Task goal: Will you print the material below without altering a single character?

Recorded information:
━━━━

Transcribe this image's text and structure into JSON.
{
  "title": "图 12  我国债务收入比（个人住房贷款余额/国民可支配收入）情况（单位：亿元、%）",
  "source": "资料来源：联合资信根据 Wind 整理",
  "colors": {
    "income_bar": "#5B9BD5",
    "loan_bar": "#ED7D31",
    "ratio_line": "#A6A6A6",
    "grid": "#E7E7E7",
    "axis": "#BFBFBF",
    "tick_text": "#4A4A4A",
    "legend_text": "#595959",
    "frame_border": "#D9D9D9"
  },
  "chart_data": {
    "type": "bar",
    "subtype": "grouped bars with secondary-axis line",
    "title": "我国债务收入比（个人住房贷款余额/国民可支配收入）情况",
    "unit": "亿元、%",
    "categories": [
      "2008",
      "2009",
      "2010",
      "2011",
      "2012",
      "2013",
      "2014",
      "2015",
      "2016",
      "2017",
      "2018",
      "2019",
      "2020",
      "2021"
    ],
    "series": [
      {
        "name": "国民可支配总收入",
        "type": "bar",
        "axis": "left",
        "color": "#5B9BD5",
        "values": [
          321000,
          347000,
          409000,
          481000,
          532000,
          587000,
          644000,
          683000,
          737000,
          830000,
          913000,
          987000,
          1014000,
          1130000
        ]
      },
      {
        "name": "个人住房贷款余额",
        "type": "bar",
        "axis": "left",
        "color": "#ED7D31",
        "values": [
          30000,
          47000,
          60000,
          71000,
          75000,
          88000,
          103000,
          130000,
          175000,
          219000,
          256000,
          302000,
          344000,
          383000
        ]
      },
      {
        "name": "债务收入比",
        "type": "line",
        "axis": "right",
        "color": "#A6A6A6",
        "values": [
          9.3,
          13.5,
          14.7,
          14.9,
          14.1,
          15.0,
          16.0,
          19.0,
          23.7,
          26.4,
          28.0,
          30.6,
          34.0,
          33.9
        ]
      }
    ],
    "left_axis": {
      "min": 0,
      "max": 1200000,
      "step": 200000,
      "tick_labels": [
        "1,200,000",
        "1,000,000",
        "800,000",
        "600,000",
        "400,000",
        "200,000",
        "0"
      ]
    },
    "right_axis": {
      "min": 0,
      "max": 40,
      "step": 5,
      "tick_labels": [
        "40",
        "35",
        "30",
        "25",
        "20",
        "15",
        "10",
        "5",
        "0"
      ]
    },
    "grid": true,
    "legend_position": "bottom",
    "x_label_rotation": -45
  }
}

━━━━

Exercise output:
Transcribe this image's text and structure into JSON.
{
  "title": "图 12  我国债务收入比（个人住房贷款余额/国民可支配收入）情况（单位：亿元、%）",
  "source": "资料来源：联合资信根据 Wind 整理",
  "colors": {
    "income_bar": "#5B9BD5",
    "loan_bar": "#ED7D31",
    "ratio_line": "#A6A6A6",
    "grid": "#E7E7E7",
    "axis": "#BFBFBF",
    "tick_text": "#4A4A4A",
    "legend_text": "#595959",
    "frame_border": "#D9D9D9"
  },
  "chart_data": {
    "type": "bar",
    "subtype": "grouped bars with secondary-axis line",
    "title": "我国债务收入比（个人住房贷款余额/国民可支配收入）情况",
    "unit": "亿元、%",
    "categories": [
      "2008",
      "2009",
      "2010",
      "2011",
      "2012",
      "2013",
      "2014",
      "2015",
      "2016",
      "2017",
      "2018",
      "2019",
      "2020",
      "2021"
    ],
    "series": [
      {
        "name": "国民可支配总收入",
        "type": "bar",
        "axis": "left",
        "color": "#5B9BD5",
        "values": [
          321000,
          347000,
          409000,
          481000,
          532000,
          587000,
          644000,
          683000,
          737000,
          830000,
          913000,
          987000,
          1014000,
          1130000
        ]
      },
      {
        "name": "个人住房贷款余额",
        "type": "bar",
        "axis": "left",
        "color": "#ED7D31",
        "values": [
          30000,
          47000,
          60000,
          71000,
          75000,
          88000,
          103000,
          130000,
          175000,
          219000,
          256000,
          302000,
          344000,
          383000
        ]
      },
      {
        "name": "债务收入比",
        "type": "line",
        "axis": "right",
        "color": "#A6A6A6",
        "values": [
          9.3,
          13.5,
          14.7,
          14.9,
          14.1,
          15.0,
          16.0,
          19.0,
          23.7,
          26.4,
          28.0,
          30.6,
          34.0,
          33.9
        ]
      }
    ],
    "left_axis": {
      "min": 0,
      "max": 1200000,
      "step": 200000,
      "tick_labels": [
        "1,200,000",
        "1,000,000",
        "800,000",
        "600,000",
        "400,000",
        "200,000",
        "0"
      ]
    },
    "right_axis": {
      "min": 0,
      "max": 40,
      "step": 5,
      "tick_labels": [
        "40",
        "35",
        "30",
        "25",
        "20",
        "15",
        "10",
        "5",
        "0"
      ]
    },
    "grid": true,
    "legend_position": "bottom",
    "x_label_rotation": -45
  }
}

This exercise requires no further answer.